* **Objective**: Reproduce all of the data that follows, character for character.

* **Material to process**:
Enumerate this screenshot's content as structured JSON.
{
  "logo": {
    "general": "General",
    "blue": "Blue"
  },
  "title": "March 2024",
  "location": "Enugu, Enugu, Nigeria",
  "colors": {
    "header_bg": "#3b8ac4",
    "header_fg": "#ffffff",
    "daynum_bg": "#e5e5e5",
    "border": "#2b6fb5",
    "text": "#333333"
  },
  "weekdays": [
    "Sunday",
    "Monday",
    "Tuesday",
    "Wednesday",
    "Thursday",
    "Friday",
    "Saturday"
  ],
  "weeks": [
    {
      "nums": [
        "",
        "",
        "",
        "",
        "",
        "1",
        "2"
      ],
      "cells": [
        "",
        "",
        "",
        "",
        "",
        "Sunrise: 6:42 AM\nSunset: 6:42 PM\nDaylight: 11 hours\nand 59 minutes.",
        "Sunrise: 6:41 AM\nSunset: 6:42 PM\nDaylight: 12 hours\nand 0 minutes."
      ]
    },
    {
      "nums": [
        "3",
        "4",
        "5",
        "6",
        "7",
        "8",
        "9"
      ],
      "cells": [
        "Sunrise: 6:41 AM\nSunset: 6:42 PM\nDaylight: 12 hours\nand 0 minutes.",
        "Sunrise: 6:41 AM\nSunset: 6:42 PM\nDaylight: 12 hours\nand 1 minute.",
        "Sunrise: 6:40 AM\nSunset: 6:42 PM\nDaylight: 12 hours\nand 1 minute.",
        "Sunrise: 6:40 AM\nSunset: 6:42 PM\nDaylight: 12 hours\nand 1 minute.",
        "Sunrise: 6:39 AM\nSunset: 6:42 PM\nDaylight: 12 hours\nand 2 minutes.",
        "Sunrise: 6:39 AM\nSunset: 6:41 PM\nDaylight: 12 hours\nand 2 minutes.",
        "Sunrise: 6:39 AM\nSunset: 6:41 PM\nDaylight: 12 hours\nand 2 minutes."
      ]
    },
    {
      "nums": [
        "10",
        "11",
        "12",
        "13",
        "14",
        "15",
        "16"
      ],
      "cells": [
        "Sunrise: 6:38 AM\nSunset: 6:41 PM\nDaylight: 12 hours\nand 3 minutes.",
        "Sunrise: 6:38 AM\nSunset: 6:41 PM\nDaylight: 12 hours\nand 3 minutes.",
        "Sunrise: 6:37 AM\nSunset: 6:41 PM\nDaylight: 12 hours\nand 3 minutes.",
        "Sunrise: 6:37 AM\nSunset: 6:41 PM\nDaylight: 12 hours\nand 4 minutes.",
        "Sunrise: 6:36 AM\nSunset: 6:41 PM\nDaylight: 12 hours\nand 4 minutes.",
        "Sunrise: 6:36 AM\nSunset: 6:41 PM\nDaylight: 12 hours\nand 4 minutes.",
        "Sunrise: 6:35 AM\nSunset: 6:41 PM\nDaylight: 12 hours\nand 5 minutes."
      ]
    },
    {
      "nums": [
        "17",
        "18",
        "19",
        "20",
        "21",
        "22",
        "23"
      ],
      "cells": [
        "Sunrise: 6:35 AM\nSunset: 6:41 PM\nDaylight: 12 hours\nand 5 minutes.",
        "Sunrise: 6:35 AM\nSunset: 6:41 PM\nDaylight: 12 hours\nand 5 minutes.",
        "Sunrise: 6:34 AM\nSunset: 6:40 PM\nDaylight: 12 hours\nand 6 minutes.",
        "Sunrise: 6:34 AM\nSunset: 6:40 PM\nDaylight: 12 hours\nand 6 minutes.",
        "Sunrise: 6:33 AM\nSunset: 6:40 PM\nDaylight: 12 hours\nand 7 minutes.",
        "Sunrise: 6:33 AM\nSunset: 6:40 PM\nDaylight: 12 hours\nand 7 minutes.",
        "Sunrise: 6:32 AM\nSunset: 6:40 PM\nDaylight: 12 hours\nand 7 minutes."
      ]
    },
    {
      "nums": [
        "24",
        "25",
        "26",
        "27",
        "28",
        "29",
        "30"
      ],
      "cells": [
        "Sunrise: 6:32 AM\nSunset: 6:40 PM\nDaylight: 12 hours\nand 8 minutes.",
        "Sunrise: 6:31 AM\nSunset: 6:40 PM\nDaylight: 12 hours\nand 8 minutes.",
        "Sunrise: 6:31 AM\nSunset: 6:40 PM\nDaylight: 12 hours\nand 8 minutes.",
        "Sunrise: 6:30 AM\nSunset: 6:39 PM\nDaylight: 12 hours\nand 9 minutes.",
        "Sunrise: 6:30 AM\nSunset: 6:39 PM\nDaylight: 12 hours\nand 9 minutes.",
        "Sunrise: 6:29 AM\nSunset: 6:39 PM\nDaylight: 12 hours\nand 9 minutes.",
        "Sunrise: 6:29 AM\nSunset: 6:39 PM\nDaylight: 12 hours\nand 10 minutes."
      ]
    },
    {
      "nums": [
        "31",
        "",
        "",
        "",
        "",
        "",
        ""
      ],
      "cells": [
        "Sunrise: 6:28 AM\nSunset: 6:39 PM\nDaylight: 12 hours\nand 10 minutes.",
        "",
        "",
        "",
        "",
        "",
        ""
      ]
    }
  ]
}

* **Exercise answer**:
Enumerate this screenshot's content as structured JSON.
{
  "logo": {
    "general": "General",
    "blue": "Blue"
  },
  "title": "March 2024",
  "location": "Enugu, Enugu, Nigeria",
  "colors": {
    "header_bg": "#3b8ac4",
    "header_fg": "#ffffff",
    "daynum_bg": "#e5e5e5",
    "border": "#2b6fb5",
    "text": "#333333"
  },
  "weekdays": [
    "Sunday",
    "Monday",
    "Tuesday",
    "Wednesday",
    "Thursday",
    "Friday",
    "Saturday"
  ],
  "weeks": [
    {
      "nums": [
        "",
        "",
        "",
        "",
        "",
        "1",
        "2"
      ],
      "cells": [
        "",
        "",
        "",
        "",
        "",
        "Sunrise: 6:42 AM\nSunset: 6:42 PM\nDaylight: 11 hours\nand 59 minutes.",
        "Sunrise: 6:41 AM\nSunset: 6:42 PM\nDaylight: 12 hours\nand 0 minutes."
      ]
    },
    {
      "nums": [
        "3",
        "4",
        "5",
        "6",
        "7",
        "8",
        "9"
      ],
      "cells": [
        "Sunrise: 6:41 AM\nSunset: 6:42 PM\nDaylight: 12 hours\nand 0 minutes.",
        "Sunrise: 6:41 AM\nSunset: 6:42 PM\nDaylight: 12 hours\nand 1 minute.",
        "Sunrise: 6:40 AM\nSunset: 6:42 PM\nDaylight: 12 hours\nand 1 minute.",
        "Sunrise: 6:40 AM\nSunset: 6:42 PM\nDaylight: 12 hours\nand 1 minute.",
        "Sunrise: 6:39 AM\nSunset: 6:42 PM\nDaylight: 12 hours\nand 2 minutes.",
        "Sunrise: 6:39 AM\nSunset: 6:41 PM\nDaylight: 12 hours\nand 2 minutes.",
        "Sunrise: 6:39 AM\nSunset: 6:41 PM\nDaylight: 12 hours\nand 2 minutes."
      ]
    },
    {
      "nums": [
        "10",
        "11",
        "12",
        "13",
        "14",
        "15",
        "16"
      ],
      "cells": [
        "Sunrise: 6:38 AM\nSunset: 6:41 PM\nDaylight: 12 hours\nand 3 minutes.",
        "Sunrise: 6:38 AM\nSunset: 6:41 PM\nDaylight: 12 hours\nand 3 minutes.",
        "Sunrise: 6:37 AM\nSunset: 6:41 PM\nDaylight: 12 hours\nand 3 minutes.",
        "Sunrise: 6:37 AM\nSunset: 6:41 PM\nDaylight: 12 hours\nand 4 minutes.",
        "Sunrise: 6:36 AM\nSunset: 6:41 PM\nDaylight: 12 hours\nand 4 minutes.",
        "Sunrise: 6:36 AM\nSunset: 6:41 PM\nDaylight: 12 hours\nand 4 minutes.",
        "Sunrise: 6:35 AM\nSunset: 6:41 PM\nDaylight: 12 hours\nand 5 minutes."
      ]
    },
    {
      "nums": [
        "17",
        "18",
        "19",
        "20",
        "21",
        "22",
        "23"
      ],
      "cells": [
        "Sunrise: 6:35 AM\nSunset: 6:41 PM\nDaylight: 12 hours\nand 5 minutes.",
        "Sunrise: 6:35 AM\nSunset: 6:41 PM\nDaylight: 12 hours\nand 5 minutes.",
        "Sunrise: 6:34 AM\nSunset: 6:40 PM\nDaylight: 12 hours\nand 6 minutes.",
        "Sunrise: 6:34 AM\nSunset: 6:40 PM\nDaylight: 12 hours\nand 6 minutes.",
        "Sunrise: 6:33 AM\nSunset: 6:40 PM\nDaylight: 12 hours\nand 7 minutes.",
        "Sunrise: 6:33 AM\nSunset: 6:40 PM\nDaylight: 12 hours\nand 7 minutes.",
        "Sunrise: 6:32 AM\nSunset: 6:40 PM\nDaylight: 12 hours\nand 7 minutes."
      ]
    },
    {
      "nums": [
        "24",
        "25",
        "26",
        "27",
        "28",
        "29",
        "30"
      ],
      "cells": [
        "Sunrise: 6:32 AM\nSunset: 6:40 PM\nDaylight: 12 hours\nand 8 minutes.",
        "Sunrise: 6:31 AM\nSunset: 6:40 PM\nDaylight: 12 hours\nand 8 minutes.",
        "Sunrise: 6:31 AM\nSunset: 6:40 PM\nDaylight: 12 hours\nand 8 minutes.",
        "Sunrise: 6:30 AM\nSunset: 6:39 PM\nDaylight: 12 hours\nand 9 minutes.",
        "Sunrise: 6:30 AM\nSunset: 6:39 PM\nDaylight: 12 hours\nand 9 minutes.",
        "Sunrise: 6:29 AM\nSunset: 6:39 PM\nDaylight: 12 hours\nand 9 minutes.",
        "Sunrise: 6:29 AM\nSunset: 6:39 PM\nDaylight: 12 hours\nand 10 minutes."
      ]
    },
    {
      "nums": [
        "31",
        "",
        "",
        "",
        "",
        "",
        ""
      ],
      "cells": [
        "Sunrise: 6:28 AM\nSunset: 6:39 PM\nDaylight: 12 hours\nand 10 minutes.",
        "",
        "",
        "",
        "",
        "",
        ""
      ]
    }
  ]
}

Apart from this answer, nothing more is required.